* start Rows *

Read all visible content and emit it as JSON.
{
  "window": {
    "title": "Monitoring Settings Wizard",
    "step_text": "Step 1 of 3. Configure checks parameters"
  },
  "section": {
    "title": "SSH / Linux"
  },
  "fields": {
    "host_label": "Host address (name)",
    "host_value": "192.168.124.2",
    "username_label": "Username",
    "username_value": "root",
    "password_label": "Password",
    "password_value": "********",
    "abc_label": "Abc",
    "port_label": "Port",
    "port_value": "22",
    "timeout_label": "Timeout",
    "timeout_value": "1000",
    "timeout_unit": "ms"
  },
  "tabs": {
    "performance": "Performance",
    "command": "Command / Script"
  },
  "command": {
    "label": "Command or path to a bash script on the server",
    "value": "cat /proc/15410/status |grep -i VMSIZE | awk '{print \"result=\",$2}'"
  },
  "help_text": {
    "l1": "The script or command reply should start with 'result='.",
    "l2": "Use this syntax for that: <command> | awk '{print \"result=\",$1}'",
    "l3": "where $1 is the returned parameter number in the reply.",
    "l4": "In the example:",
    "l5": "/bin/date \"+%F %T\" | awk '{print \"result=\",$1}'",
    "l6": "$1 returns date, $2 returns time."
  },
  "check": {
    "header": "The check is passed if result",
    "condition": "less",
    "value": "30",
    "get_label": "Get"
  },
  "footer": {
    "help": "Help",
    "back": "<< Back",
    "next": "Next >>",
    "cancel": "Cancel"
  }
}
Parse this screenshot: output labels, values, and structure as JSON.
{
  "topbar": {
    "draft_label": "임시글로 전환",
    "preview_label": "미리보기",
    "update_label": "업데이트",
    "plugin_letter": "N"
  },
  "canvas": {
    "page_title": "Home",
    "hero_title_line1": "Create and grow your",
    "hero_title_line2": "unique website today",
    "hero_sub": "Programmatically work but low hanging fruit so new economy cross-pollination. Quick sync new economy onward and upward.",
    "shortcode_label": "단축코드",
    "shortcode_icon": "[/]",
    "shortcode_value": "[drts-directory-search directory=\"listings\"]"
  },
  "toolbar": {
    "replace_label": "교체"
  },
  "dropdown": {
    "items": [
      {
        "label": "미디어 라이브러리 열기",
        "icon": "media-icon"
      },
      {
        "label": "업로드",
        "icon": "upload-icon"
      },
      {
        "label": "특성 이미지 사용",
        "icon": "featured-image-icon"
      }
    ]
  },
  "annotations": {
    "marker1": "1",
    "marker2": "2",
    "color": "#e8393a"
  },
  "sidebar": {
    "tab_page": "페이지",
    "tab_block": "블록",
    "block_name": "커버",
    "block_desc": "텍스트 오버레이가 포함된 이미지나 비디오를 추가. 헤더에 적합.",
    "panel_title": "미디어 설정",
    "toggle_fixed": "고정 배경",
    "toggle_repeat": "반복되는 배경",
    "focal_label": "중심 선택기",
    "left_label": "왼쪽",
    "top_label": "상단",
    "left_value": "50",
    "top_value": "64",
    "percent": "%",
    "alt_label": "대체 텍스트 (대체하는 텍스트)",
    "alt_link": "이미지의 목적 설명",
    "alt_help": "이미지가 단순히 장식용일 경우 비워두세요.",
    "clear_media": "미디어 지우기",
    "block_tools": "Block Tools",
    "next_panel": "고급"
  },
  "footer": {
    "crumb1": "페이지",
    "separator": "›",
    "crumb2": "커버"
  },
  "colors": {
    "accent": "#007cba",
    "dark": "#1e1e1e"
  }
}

* end Rows *
* start Rows *

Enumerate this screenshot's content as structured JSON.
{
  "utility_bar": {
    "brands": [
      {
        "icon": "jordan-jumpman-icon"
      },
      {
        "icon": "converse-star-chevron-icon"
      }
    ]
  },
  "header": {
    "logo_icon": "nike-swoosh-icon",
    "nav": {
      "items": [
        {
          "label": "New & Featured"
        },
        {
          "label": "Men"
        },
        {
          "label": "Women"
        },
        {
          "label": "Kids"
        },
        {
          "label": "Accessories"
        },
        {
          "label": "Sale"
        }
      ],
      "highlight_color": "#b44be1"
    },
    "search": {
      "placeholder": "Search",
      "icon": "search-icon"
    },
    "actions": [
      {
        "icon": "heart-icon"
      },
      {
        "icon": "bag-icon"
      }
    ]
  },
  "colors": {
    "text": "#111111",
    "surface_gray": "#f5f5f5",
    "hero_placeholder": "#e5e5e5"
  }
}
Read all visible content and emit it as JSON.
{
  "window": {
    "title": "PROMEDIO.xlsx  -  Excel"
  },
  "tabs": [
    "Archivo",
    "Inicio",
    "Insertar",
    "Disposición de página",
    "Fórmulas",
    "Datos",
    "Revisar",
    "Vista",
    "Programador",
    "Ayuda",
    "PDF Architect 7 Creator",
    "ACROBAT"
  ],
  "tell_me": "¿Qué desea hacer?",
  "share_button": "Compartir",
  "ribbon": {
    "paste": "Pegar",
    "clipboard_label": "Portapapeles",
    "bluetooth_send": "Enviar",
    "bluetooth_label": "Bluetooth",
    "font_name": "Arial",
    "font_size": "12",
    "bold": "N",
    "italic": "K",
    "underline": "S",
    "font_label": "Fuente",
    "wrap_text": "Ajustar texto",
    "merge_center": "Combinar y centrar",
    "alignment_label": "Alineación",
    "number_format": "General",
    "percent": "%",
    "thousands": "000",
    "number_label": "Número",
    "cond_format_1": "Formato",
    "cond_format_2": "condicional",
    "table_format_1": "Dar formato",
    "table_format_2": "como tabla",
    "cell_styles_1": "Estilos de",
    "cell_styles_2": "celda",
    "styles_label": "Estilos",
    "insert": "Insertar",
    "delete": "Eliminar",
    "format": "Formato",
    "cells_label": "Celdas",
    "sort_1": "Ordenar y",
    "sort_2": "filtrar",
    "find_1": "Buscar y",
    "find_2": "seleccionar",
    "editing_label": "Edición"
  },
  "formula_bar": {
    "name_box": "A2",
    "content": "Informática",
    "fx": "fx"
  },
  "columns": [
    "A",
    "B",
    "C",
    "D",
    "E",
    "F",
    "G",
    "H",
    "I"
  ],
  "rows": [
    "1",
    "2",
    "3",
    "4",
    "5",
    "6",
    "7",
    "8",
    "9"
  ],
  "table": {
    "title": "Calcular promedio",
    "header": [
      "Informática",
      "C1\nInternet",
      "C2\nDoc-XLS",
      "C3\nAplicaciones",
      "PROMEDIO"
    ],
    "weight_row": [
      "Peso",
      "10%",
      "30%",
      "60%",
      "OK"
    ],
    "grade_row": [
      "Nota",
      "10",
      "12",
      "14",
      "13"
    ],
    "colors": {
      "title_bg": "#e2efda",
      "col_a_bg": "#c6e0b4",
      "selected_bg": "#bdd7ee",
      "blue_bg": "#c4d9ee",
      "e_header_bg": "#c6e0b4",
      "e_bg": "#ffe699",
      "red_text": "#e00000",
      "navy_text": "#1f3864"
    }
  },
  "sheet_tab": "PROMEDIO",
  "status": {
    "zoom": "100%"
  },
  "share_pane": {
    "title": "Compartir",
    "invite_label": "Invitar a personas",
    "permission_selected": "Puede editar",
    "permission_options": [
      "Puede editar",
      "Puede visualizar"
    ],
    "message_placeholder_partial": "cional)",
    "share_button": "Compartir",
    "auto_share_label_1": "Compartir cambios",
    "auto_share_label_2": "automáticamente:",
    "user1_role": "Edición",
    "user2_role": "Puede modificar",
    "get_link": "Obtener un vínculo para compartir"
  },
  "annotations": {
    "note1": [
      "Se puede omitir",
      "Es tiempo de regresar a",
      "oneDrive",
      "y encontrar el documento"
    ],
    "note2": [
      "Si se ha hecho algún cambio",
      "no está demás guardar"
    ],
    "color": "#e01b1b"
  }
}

* end Rows *

▶ What is asked: Of the lines in the listing, how many hold the word "screenshot"? Nothing but the number is needed.

▶ Solution to the problem: 2